**Material provided:**
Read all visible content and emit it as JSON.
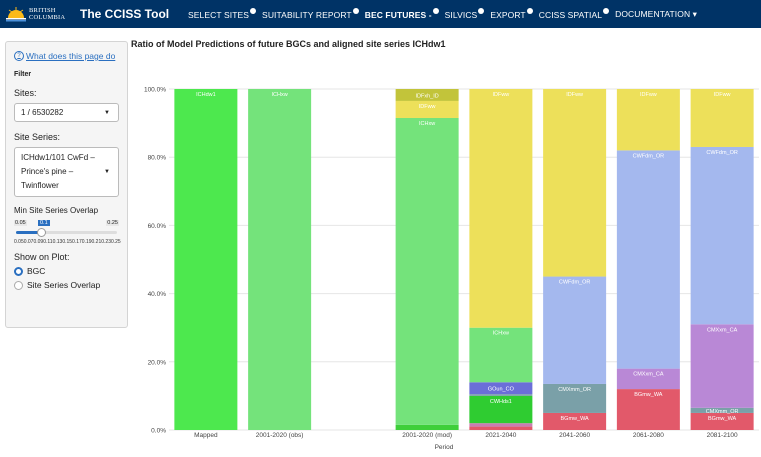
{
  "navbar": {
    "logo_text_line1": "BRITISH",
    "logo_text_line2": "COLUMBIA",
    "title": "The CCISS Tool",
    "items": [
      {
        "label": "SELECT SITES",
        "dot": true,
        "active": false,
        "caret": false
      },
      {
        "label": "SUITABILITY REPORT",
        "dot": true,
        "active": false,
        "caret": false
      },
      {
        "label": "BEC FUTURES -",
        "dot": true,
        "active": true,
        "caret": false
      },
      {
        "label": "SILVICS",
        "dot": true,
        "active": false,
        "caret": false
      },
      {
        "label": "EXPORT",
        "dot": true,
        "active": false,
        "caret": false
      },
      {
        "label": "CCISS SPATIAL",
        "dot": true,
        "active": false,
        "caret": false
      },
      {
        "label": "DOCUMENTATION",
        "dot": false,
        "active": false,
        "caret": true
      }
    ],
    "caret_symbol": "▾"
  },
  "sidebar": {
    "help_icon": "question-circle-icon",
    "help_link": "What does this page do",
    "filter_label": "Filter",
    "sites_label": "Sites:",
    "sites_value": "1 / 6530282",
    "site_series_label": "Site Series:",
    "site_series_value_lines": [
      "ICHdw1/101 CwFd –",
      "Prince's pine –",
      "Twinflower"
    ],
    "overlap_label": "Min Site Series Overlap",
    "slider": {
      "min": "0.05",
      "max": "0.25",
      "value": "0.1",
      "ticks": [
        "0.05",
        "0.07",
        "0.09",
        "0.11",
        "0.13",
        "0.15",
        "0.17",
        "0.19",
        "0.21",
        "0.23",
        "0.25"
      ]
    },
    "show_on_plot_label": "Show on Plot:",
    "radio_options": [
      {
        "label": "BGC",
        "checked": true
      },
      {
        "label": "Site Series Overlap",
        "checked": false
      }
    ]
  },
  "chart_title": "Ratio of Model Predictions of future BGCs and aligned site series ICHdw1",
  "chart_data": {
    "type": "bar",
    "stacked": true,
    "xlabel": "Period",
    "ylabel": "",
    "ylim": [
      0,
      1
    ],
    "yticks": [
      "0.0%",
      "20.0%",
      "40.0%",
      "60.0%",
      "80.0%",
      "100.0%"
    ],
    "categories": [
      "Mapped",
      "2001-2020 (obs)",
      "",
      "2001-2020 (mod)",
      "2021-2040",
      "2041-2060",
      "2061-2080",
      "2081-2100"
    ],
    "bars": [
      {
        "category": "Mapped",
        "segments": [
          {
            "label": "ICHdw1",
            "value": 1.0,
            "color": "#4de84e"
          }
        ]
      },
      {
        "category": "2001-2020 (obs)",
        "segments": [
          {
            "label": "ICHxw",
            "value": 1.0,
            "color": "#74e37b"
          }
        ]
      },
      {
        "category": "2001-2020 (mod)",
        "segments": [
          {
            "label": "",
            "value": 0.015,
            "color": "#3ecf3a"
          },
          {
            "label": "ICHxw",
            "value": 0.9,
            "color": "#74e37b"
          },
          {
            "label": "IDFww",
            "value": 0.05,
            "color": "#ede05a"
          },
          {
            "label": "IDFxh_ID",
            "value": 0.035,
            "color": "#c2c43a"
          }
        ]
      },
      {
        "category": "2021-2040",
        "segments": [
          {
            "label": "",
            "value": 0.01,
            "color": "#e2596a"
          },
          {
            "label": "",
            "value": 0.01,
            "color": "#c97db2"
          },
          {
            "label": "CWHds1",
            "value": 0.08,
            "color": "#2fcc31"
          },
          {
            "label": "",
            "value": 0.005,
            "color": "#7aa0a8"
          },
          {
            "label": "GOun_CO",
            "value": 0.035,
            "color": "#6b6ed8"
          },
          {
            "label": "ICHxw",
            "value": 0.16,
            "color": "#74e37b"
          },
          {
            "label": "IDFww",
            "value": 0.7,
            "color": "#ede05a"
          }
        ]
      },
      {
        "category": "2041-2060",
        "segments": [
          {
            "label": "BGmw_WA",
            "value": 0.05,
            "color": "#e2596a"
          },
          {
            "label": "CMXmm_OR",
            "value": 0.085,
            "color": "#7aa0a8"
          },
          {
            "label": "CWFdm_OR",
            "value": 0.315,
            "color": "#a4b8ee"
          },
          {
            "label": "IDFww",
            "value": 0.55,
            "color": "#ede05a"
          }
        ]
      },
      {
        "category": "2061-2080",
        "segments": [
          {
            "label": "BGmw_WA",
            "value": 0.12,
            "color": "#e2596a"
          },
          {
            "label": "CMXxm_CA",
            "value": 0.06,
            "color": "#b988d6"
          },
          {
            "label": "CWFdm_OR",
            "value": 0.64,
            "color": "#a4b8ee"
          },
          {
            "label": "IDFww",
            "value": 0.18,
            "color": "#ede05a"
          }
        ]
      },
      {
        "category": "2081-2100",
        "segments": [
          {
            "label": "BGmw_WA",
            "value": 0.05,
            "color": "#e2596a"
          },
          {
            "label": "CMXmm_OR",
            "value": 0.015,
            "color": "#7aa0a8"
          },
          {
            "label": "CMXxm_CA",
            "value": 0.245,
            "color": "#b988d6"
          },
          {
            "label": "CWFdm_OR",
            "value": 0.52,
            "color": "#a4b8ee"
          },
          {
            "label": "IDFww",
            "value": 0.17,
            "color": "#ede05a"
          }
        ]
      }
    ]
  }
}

**Goal:** Make an exact reproduction of the listing above, without any pictures.

**Result of this task:**
Read all visible content and emit it as JSON.
{
  "navbar": {
    "logo_text_line1": "BRITISH",
    "logo_text_line2": "COLUMBIA",
    "title": "The CCISS Tool",
    "items": [
      {
        "label": "SELECT SITES",
        "dot": true,
        "active": false,
        "caret": false
      },
      {
        "label": "SUITABILITY REPORT",
        "dot": true,
        "active": false,
        "caret": false
      },
      {
        "label": "BEC FUTURES -",
        "dot": true,
        "active": true,
        "caret": false
      },
      {
        "label": "SILVICS",
        "dot": true,
        "active": false,
        "caret": false
      },
      {
        "label": "EXPORT",
        "dot": true,
        "active": false,
        "caret": false
      },
      {
        "label": "CCISS SPATIAL",
        "dot": true,
        "active": false,
        "caret": false
      },
      {
        "label": "DOCUMENTATION",
        "dot": false,
        "active": false,
        "caret": true
      }
    ],
    "caret_symbol": "▾"
  },
  "sidebar": {
    "help_icon": "question-circle-icon",
    "help_link": "What does this page do",
    "filter_label": "Filter",
    "sites_label": "Sites:",
    "sites_value": "1 / 6530282",
    "site_series_label": "Site Series:",
    "site_series_value_lines": [
      "ICHdw1/101 CwFd –",
      "Prince's pine –",
      "Twinflower"
    ],
    "overlap_label": "Min Site Series Overlap",
    "slider": {
      "min": "0.05",
      "max": "0.25",
      "value": "0.1",
      "ticks": [
        "0.05",
        "0.07",
        "0.09",
        "0.11",
        "0.13",
        "0.15",
        "0.17",
        "0.19",
        "0.21",
        "0.23",
        "0.25"
      ]
    },
    "show_on_plot_label": "Show on Plot:",
    "radio_options": [
      {
        "label": "BGC",
        "checked": true
      },
      {
        "label": "Site Series Overlap",
        "checked": false
      }
    ]
  },
  "chart_title": "Ratio of Model Predictions of future BGCs and aligned site series ICHdw1",
  "chart_data": {
    "type": "bar",
    "stacked": true,
    "xlabel": "Period",
    "ylabel": "",
    "ylim": [
      0,
      1
    ],
    "yticks": [
      "0.0%",
      "20.0%",
      "40.0%",
      "60.0%",
      "80.0%",
      "100.0%"
    ],
    "categories": [
      "Mapped",
      "2001-2020 (obs)",
      "",
      "2001-2020 (mod)",
      "2021-2040",
      "2041-2060",
      "2061-2080",
      "2081-2100"
    ],
    "bars": [
      {
        "category": "Mapped",
        "segments": [
          {
            "label": "ICHdw1",
            "value": 1.0,
            "color": "#4de84e"
          }
        ]
      },
      {
        "category": "2001-2020 (obs)",
        "segments": [
          {
            "label": "ICHxw",
            "value": 1.0,
            "color": "#74e37b"
          }
        ]
      },
      {
        "category": "2001-2020 (mod)",
        "segments": [
          {
            "label": "",
            "value": 0.015,
            "color": "#3ecf3a"
          },
          {
            "label": "ICHxw",
            "value": 0.9,
            "color": "#74e37b"
          },
          {
            "label": "IDFww",
            "value": 0.05,
            "color": "#ede05a"
          },
          {
            "label": "IDFxh_ID",
            "value": 0.035,
            "color": "#c2c43a"
          }
        ]
      },
      {
        "category": "2021-2040",
        "segments": [
          {
            "label": "",
            "value": 0.01,
            "color": "#e2596a"
          },
          {
            "label": "",
            "value": 0.01,
            "color": "#c97db2"
          },
          {
            "label": "CWHds1",
            "value": 0.08,
            "color": "#2fcc31"
          },
          {
            "label": "",
            "value": 0.005,
            "color": "#7aa0a8"
          },
          {
            "label": "GOun_CO",
            "value": 0.035,
            "color": "#6b6ed8"
          },
          {
            "label": "ICHxw",
            "value": 0.16,
            "color": "#74e37b"
          },
          {
            "label": "IDFww",
            "value": 0.7,
            "color": "#ede05a"
          }
        ]
      },
      {
        "category": "2041-2060",
        "segments": [
          {
            "label": "BGmw_WA",
            "value": 0.05,
            "color": "#e2596a"
          },
          {
            "label": "CMXmm_OR",
            "value": 0.085,
            "color": "#7aa0a8"
          },
          {
            "label": "CWFdm_OR",
            "value": 0.315,
            "color": "#a4b8ee"
          },
          {
            "label": "IDFww",
            "value": 0.55,
            "color": "#ede05a"
          }
        ]
      },
      {
        "category": "2061-2080",
        "segments": [
          {
            "label": "BGmw_WA",
            "value": 0.12,
            "color": "#e2596a"
          },
          {
            "label": "CMXxm_CA",
            "value": 0.06,
            "color": "#b988d6"
          },
          {
            "label": "CWFdm_OR",
            "value": 0.64,
            "color": "#a4b8ee"
          },
          {
            "label": "IDFww",
            "value": 0.18,
            "color": "#ede05a"
          }
        ]
      },
      {
        "category": "2081-2100",
        "segments": [
          {
            "label": "BGmw_WA",
            "value": 0.05,
            "color": "#e2596a"
          },
          {
            "label": "CMXmm_OR",
            "value": 0.015,
            "color": "#7aa0a8"
          },
          {
            "label": "CMXxm_CA",
            "value": 0.245,
            "color": "#b988d6"
          },
          {
            "label": "CWFdm_OR",
            "value": 0.52,
            "color": "#a4b8ee"
          },
          {
            "label": "IDFww",
            "value": 0.17,
            "color": "#ede05a"
          }
        ]
      }
    ]
  }
}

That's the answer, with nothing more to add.